Supplied data -
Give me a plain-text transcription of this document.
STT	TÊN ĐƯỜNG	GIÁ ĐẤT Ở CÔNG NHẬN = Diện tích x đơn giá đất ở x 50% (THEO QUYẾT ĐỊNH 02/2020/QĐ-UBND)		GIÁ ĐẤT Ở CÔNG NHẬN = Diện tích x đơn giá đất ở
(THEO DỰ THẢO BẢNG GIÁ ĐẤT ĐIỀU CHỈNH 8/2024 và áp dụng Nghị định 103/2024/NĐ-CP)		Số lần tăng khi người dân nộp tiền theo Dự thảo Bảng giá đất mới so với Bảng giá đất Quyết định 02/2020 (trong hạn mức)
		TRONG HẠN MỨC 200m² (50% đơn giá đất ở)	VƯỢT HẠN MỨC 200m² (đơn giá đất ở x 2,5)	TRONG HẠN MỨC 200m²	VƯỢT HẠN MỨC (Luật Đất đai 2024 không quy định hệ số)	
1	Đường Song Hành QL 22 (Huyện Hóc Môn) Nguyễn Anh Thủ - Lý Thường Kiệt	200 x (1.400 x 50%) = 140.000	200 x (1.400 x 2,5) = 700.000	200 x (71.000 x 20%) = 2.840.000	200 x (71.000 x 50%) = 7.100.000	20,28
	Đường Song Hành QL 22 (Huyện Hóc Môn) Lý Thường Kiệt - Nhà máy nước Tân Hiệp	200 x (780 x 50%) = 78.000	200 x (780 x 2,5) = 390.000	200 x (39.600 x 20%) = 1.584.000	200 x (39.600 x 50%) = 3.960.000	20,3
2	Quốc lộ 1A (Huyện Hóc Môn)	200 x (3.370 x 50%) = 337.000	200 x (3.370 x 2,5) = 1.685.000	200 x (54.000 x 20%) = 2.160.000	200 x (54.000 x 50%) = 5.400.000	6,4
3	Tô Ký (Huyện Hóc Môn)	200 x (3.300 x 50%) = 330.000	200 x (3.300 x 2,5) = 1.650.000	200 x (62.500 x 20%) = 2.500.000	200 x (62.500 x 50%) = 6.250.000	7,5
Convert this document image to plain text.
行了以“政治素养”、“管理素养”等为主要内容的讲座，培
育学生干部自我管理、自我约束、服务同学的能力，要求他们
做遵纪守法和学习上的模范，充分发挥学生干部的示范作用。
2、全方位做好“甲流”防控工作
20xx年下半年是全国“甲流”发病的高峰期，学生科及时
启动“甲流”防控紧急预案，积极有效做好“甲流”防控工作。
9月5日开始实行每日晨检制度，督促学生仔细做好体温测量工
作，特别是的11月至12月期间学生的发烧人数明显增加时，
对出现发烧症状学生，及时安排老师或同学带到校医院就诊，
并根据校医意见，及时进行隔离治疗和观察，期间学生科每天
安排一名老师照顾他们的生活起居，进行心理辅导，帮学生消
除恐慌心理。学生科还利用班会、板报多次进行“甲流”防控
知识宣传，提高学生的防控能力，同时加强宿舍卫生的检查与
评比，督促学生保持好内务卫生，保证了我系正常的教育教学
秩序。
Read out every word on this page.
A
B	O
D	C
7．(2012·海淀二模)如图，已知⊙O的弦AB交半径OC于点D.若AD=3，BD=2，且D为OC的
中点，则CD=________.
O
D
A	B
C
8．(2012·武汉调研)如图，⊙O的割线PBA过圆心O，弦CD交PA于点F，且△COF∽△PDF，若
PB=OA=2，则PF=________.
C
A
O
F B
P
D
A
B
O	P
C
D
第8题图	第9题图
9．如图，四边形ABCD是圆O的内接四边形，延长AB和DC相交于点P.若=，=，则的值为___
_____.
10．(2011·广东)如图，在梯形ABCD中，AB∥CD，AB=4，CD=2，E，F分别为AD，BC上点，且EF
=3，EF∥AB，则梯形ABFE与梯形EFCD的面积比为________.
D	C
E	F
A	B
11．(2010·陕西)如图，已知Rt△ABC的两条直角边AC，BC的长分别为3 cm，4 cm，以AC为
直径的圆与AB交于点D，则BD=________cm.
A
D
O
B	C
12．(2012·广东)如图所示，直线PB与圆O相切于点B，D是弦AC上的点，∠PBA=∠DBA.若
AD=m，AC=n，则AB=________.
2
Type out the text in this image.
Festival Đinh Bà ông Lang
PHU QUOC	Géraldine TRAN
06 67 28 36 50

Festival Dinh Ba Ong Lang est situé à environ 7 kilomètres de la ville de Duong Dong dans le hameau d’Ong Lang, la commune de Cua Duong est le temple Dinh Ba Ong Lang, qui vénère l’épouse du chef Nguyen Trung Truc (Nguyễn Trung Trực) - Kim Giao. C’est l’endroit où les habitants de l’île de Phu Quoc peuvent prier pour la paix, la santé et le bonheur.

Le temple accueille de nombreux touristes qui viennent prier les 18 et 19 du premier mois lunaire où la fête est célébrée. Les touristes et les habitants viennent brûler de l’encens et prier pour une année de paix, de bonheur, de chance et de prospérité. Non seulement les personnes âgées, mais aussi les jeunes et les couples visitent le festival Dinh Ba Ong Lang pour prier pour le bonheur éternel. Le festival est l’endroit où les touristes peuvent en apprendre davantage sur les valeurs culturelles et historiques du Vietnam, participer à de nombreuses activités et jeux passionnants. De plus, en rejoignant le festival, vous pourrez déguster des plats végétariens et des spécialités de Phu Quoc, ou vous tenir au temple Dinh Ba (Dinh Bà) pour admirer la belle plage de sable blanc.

Exercise aim - Recopy the whole listing exactly.

Finished task -
Give me a plain-text transcription of this document.
STT	TÊN ĐƯỜNG	GIÁ ĐẤT Ở CÔNG NHẬN = Diện tích x đơn giá đất ở x 50% (THEO QUYẾT ĐỊNH 02/2020/QĐ-UBND)		GIÁ ĐẤT Ở CÔNG NHẬN = Diện tích x đơn giá đất ở
(THEO DỰ THẢO BẢNG GIÁ ĐẤT ĐIỀU CHỈNH 8/2024 và áp dụng Nghị định 103/2024/NĐ-CP)		Số lần tăng khi người dân nộp tiền theo Dự thảo Bảng giá đất mới so với Bảng giá đất Quyết định 02/2020 (trong hạn mức)
		TRONG HẠN MỨC 200m² (50% đơn giá đất ở)	VƯỢT HẠN MỨC 200m² (đơn giá đất ở x 2,5)	TRONG HẠN MỨC 200m²	VƯỢT HẠN MỨC (Luật Đất đai 2024 không quy định hệ số)	
1	Đường Song Hành QL 22 (Huyện Hóc Môn) Nguyễn Anh Thủ - Lý Thường Kiệt	200 x (1.400 x 50%) = 140.000	200 x (1.400 x 2,5) = 700.000	200 x (71.000 x 20%) = 2.840.000	200 x (71.000 x 50%) = 7.100.000	20,28
	Đường Song Hành QL 22 (Huyện Hóc Môn) Lý Thường Kiệt - Nhà máy nước Tân Hiệp	200 x (780 x 50%) = 78.000	200 x (780 x 2,5) = 390.000	200 x (39.600 x 20%) = 1.584.000	200 x (39.600 x 50%) = 3.960.000	20,3
2	Quốc lộ 1A (Huyện Hóc Môn)	200 x (3.370 x 50%) = 337.000	200 x (3.370 x 2,5) = 1.685.000	200 x (54.000 x 20%) = 2.160.000	200 x (54.000 x 50%) = 5.400.000	6,4
3	Tô Ký (Huyện Hóc Môn)	200 x (3.300 x 50%) = 330.000	200 x (3.300 x 2,5) = 1.650.000	200 x (62.500 x 20%) = 2.500.000	200 x (62.500 x 50%) = 6.250.000	7,5
Convert this document image to plain text.
行了以“政治素养”、“管理素养”等为主要内容的讲座，培
育学生干部自我管理、自我约束、服务同学的能力，要求他们
做遵纪守法和学习上的模范，充分发挥学生干部的示范作用。
2、全方位做好“甲流”防控工作
20xx年下半年是全国“甲流”发病的高峰期，学生科及时
启动“甲流”防控紧急预案，积极有效做好“甲流”防控工作。
9月5日开始实行每日晨检制度，督促学生仔细做好体温测量工
作，特别是的11月至12月期间学生的发烧人数明显增加时，
对出现发烧症状学生，及时安排老师或同学带到校医院就诊，
并根据校医意见，及时进行隔离治疗和观察，期间学生科每天
安排一名老师照顾他们的生活起居，进行心理辅导，帮学生消
除恐慌心理。学生科还利用班会、板报多次进行“甲流”防控
知识宣传，提高学生的防控能力，同时加强宿舍卫生的检查与
评比，督促学生保持好内务卫生，保证了我系正常的教育教学
秩序。
Read out every word on this page.
A
B	O
D	C
7．(2012·海淀二模)如图，已知⊙O的弦AB交半径OC于点D.若AD=3，BD=2，且D为OC的
中点，则CD=________.
O
D
A	B
C
8．(2012·武汉调研)如图，⊙O的割线PBA过圆心O，弦CD交PA于点F，且△COF∽△PDF，若
PB=OA=2，则PF=________.
C
A
O
F B
P
D
A
B
O	P
C
D
第8题图	第9题图
9．如图，四边形ABCD是圆O的内接四边形，延长AB和DC相交于点P.若=，=，则的值为___
_____.
10．(2011·广东)如图，在梯形ABCD中，AB∥CD，AB=4，CD=2，E，F分别为AD，BC上点，且EF
=3，EF∥AB，则梯形ABFE与梯形EFCD的面积比为________.
D	C
E	F
A	B
11．(2010·陕西)如图，已知Rt△ABC的两条直角边AC，BC的长分别为3 cm，4 cm，以AC为
直径的圆与AB交于点D，则BD=________cm.
A
D
O
B	C
12．(2012·广东)如图所示，直线PB与圆O相切于点B，D是弦AC上的点，∠PBA=∠DBA.若
AD=m，AC=n，则AB=________.
2
Type out the text in this image.
Festival Đinh Bà ông Lang
PHU QUOC	Géraldine TRAN
06 67 28 36 50

Festival Dinh Ba Ong Lang est situé à environ 7 kilomètres de la ville de Duong Dong dans le hameau d’Ong Lang, la commune de Cua Duong est le temple Dinh Ba Ong Lang, qui vénère l’épouse du chef Nguyen Trung Truc (Nguyễn Trung Trực) - Kim Giao. C’est l’endroit où les habitants de l’île de Phu Quoc peuvent prier pour la paix, la santé et le bonheur.

Le temple accueille de nombreux touristes qui viennent prier les 18 et 19 du premier mois lunaire où la fête est célébrée. Les touristes et les habitants viennent brûler de l’encens et prier pour une année de paix, de bonheur, de chance et de prospérité. Non seulement les personnes âgées, mais aussi les jeunes et les couples visitent le festival Dinh Ba Ong Lang pour prier pour le bonheur éternel. Le festival est l’endroit où les touristes peuvent en apprendre davantage sur les valeurs culturelles et historiques du Vietnam, participer à de nombreuses activités et jeux passionnants. De plus, en rejoignant le festival, vous pourrez déguster des plats végétariens et des spécialités de Phu Quoc, ou vous tenir au temple Dinh Ba (Dinh Bà) pour admirer la belle plage de sable blanc.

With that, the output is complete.